**What this task involves:** In the entries below, count every line with the string "ylabel". State the count and nothing else.

**Material to process:**
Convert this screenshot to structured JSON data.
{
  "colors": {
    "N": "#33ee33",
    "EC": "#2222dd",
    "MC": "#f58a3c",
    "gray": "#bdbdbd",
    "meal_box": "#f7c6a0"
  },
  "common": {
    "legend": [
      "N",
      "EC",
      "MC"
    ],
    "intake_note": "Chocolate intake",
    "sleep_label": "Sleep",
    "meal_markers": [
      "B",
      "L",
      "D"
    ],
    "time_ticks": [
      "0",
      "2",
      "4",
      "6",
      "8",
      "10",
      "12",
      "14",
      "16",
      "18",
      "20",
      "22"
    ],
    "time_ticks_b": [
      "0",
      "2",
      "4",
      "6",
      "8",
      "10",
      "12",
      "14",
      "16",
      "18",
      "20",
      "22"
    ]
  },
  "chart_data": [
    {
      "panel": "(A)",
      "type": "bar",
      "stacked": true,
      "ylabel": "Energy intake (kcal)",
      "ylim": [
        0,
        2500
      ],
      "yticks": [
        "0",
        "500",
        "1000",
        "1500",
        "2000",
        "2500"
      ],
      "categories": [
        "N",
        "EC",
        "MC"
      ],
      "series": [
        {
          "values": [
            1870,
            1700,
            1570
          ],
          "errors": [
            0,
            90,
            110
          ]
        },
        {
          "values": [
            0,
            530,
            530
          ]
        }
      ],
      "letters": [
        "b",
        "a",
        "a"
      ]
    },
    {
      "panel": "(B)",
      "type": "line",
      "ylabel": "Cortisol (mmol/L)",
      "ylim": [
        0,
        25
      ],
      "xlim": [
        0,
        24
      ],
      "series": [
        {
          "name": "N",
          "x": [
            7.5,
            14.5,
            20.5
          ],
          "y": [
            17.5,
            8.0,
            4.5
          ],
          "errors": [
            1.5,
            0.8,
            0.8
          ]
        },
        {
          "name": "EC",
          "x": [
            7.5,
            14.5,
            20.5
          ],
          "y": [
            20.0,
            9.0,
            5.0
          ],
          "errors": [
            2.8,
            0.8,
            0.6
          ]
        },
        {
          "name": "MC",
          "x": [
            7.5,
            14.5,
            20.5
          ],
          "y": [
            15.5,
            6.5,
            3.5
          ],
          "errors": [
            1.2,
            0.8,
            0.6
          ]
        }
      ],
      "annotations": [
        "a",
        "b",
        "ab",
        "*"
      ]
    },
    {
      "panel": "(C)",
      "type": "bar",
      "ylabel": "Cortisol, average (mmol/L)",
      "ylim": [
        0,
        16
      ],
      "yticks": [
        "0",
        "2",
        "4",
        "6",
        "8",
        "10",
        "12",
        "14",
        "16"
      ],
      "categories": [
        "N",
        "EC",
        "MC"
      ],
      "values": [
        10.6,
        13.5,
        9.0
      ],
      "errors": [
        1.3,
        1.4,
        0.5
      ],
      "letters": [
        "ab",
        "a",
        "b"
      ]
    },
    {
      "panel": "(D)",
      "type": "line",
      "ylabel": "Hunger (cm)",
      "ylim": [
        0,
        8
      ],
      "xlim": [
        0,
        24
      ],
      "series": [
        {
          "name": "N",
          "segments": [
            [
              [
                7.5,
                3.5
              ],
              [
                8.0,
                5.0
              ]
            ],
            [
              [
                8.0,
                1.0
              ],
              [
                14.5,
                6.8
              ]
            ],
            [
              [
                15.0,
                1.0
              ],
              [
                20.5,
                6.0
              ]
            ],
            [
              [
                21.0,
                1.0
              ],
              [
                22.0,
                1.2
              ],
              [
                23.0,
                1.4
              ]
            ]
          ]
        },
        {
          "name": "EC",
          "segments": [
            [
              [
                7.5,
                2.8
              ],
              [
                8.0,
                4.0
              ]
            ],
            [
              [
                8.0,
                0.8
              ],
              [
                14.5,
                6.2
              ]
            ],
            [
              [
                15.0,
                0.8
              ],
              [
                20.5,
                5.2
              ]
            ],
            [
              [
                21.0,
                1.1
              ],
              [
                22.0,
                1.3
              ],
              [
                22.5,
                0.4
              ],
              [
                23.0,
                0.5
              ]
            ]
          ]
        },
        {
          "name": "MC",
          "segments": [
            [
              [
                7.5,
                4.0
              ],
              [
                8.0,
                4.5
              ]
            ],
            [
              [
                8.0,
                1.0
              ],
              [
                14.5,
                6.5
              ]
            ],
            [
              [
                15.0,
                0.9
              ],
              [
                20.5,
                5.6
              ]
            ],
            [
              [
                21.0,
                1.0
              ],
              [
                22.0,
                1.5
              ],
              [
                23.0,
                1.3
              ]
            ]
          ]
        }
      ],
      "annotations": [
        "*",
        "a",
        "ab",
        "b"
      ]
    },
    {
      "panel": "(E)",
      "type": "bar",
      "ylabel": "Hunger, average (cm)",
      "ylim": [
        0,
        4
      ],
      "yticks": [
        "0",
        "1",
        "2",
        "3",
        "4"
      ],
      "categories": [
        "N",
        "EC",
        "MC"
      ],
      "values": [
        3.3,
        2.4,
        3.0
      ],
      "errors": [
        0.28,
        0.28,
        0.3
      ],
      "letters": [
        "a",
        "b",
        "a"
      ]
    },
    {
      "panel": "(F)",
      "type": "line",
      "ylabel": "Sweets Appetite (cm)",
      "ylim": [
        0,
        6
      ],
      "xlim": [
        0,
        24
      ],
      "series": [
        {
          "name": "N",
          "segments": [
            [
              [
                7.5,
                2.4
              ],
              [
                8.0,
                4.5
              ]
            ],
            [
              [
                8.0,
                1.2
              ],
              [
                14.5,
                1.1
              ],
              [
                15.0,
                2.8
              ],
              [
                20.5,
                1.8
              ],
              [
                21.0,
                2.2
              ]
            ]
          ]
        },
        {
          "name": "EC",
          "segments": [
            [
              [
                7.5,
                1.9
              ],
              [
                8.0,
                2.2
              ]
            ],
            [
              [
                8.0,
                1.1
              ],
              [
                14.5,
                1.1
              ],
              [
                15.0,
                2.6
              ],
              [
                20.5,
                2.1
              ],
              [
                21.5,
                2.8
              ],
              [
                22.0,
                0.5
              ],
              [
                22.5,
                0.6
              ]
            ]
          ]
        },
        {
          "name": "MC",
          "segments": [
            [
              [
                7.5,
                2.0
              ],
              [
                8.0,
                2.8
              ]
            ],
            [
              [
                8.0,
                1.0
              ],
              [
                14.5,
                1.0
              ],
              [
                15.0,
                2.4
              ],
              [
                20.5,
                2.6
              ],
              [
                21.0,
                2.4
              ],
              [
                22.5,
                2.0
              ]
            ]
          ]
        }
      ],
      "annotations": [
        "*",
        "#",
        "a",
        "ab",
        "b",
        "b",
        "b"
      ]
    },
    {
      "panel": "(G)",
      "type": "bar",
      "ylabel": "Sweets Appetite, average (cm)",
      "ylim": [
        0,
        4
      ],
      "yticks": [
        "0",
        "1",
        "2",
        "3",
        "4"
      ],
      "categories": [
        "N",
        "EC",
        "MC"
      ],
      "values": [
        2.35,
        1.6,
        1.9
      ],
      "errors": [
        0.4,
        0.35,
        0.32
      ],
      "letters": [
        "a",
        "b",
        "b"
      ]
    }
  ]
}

**Finished answer:** 7